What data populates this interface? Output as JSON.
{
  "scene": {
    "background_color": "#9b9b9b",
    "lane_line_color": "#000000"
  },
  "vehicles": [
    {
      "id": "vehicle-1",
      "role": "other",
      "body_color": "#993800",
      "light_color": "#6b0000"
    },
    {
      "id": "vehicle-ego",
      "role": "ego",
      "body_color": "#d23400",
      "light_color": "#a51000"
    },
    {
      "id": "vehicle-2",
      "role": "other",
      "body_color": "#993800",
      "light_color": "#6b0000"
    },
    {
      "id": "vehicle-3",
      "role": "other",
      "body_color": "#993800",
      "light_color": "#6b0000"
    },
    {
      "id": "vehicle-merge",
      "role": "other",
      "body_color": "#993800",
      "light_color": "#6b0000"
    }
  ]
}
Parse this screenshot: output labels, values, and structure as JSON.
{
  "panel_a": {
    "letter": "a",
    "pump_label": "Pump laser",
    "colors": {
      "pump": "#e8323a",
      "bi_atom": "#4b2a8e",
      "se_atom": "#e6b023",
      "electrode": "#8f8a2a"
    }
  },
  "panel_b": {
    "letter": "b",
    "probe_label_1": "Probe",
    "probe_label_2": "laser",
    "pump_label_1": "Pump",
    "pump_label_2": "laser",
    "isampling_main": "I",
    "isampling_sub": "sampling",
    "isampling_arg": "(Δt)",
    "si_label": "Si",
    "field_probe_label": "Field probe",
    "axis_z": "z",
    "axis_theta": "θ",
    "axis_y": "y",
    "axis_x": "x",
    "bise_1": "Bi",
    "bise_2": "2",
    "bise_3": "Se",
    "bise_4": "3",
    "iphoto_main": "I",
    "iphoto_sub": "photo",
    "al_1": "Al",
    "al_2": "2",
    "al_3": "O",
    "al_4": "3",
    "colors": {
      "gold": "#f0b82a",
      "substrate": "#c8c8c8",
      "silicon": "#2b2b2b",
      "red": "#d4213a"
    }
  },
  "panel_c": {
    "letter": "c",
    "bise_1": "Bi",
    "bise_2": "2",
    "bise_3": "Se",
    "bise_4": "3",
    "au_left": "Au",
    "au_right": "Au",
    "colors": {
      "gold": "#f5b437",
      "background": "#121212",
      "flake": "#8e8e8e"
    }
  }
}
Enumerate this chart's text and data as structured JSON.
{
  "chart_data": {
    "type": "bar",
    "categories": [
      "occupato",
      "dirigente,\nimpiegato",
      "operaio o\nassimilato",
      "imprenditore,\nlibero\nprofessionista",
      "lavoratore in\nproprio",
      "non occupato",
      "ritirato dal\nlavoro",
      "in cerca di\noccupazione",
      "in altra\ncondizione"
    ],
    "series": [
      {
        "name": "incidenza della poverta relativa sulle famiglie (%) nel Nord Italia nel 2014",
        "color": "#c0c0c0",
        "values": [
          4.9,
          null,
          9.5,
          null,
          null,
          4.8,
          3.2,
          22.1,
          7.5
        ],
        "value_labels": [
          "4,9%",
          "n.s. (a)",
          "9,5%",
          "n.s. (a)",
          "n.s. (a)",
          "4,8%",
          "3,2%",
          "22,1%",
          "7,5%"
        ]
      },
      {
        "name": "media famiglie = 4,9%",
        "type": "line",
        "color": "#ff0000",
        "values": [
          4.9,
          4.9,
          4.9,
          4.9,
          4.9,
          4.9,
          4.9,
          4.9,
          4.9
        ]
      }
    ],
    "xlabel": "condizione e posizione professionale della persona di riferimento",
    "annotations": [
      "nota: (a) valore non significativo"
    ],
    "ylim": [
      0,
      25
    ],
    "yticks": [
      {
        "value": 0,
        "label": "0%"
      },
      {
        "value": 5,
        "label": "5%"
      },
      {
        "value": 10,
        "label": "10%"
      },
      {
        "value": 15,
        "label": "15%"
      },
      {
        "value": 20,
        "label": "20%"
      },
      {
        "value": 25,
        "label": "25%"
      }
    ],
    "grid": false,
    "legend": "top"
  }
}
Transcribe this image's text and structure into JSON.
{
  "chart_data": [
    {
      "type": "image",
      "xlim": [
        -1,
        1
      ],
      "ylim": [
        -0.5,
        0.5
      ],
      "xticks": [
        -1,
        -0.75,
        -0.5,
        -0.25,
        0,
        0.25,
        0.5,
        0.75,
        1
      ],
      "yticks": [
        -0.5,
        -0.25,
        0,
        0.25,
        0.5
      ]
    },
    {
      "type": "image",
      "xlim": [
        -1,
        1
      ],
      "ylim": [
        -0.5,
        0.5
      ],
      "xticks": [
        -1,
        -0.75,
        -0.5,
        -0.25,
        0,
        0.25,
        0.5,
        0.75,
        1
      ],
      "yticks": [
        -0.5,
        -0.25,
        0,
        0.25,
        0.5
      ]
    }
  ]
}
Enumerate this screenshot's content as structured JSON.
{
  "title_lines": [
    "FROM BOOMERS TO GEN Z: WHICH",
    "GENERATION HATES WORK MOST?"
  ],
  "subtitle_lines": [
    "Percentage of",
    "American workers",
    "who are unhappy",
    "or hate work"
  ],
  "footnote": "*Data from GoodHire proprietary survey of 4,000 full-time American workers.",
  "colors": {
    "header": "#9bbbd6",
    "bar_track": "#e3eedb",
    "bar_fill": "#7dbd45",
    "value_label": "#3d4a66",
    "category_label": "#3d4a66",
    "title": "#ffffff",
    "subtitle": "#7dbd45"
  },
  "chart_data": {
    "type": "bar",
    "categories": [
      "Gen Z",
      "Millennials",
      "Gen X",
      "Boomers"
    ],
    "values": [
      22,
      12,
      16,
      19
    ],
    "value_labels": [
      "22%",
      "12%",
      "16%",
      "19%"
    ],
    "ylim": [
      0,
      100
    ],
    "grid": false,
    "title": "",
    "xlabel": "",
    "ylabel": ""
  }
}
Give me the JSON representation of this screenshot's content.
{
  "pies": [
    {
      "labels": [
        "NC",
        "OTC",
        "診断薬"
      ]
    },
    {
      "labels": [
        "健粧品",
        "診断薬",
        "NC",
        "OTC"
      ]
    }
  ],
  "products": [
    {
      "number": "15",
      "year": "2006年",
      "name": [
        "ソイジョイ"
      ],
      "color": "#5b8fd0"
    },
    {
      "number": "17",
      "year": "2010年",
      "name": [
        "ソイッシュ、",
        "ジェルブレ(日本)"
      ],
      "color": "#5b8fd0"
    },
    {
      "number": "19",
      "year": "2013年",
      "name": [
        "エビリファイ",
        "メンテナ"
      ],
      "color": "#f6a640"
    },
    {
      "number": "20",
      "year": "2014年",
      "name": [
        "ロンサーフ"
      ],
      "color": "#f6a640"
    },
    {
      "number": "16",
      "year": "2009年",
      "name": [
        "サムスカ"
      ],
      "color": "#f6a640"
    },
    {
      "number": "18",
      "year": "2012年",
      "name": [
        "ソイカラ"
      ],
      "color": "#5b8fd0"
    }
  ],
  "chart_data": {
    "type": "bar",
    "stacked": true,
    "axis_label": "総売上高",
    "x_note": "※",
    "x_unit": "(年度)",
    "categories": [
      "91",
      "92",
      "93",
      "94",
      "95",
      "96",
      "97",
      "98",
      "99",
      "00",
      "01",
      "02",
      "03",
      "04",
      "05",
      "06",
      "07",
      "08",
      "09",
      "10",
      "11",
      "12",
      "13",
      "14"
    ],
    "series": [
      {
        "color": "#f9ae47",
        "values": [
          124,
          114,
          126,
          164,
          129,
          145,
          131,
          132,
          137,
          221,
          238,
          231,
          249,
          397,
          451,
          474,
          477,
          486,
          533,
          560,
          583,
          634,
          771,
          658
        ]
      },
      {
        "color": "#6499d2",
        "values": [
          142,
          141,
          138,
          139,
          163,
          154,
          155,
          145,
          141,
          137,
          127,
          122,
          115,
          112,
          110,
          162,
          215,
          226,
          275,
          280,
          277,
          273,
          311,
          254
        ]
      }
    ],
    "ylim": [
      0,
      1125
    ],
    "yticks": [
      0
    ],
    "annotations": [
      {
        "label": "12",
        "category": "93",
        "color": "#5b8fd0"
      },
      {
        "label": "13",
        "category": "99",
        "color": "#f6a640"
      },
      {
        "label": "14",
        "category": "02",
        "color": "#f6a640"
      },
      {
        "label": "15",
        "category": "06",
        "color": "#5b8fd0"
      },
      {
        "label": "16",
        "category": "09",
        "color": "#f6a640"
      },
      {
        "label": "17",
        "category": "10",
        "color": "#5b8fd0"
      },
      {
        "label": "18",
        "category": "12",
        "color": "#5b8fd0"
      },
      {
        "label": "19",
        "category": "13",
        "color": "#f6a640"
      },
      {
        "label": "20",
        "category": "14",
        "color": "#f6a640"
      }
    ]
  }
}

# # # #

• _Set exercise_: Filter the entries down to the lines with the word "JSON" in them.

• _Solution for this task_:
What data populates this interface? Output as JSON.
Parse this screenshot: output labels, values, and structure as JSON.
Enumerate this chart's text and data as structured JSON.
Transcribe this image's text and structure into JSON.
Enumerate this screenshot's content as structured JSON.
Give me the JSON representation of this screenshot's content.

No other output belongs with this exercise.